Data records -
···
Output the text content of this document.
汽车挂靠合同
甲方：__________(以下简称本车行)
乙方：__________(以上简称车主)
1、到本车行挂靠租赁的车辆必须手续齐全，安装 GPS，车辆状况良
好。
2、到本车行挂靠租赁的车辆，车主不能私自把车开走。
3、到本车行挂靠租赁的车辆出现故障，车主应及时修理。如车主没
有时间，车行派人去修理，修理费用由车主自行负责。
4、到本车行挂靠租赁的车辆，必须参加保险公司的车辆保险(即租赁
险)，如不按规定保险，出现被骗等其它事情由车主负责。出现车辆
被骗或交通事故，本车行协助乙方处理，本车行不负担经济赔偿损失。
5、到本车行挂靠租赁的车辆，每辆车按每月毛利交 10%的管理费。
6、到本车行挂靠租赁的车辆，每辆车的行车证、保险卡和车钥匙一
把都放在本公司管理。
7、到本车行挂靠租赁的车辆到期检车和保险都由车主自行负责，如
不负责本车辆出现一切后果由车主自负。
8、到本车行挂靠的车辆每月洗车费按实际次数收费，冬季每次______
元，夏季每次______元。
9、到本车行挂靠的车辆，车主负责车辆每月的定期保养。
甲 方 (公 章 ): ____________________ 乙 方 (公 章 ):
···
REQUIREMENT - Write the listing out again, exactly as it reads.

PROBLEM SOLUTION -
Output the text content of this document.
汽车挂靠合同
甲方：__________(以下简称本车行)
乙方：__________(以上简称车主)
1、到本车行挂靠租赁的车辆必须手续齐全，安装 GPS，车辆状况良
好。
2、到本车行挂靠租赁的车辆，车主不能私自把车开走。
3、到本车行挂靠租赁的车辆出现故障，车主应及时修理。如车主没
有时间，车行派人去修理，修理费用由车主自行负责。
4、到本车行挂靠租赁的车辆，必须参加保险公司的车辆保险(即租赁
险)，如不按规定保险，出现被骗等其它事情由车主负责。出现车辆
被骗或交通事故，本车行协助乙方处理，本车行不负担经济赔偿损失。
5、到本车行挂靠租赁的车辆，每辆车按每月毛利交 10%的管理费。
6、到本车行挂靠租赁的车辆，每辆车的行车证、保险卡和车钥匙一
把都放在本公司管理。
7、到本车行挂靠租赁的车辆到期检车和保险都由车主自行负责，如
不负责本车辆出现一切后果由车主自负。
8、到本车行挂靠的车辆每月洗车费按实际次数收费，冬季每次______
元，夏季每次______元。
9、到本车行挂靠的车辆，车主负责车辆每月的定期保养。
甲 方 (公 章 ): ____________________ 乙 方 (公 章 ):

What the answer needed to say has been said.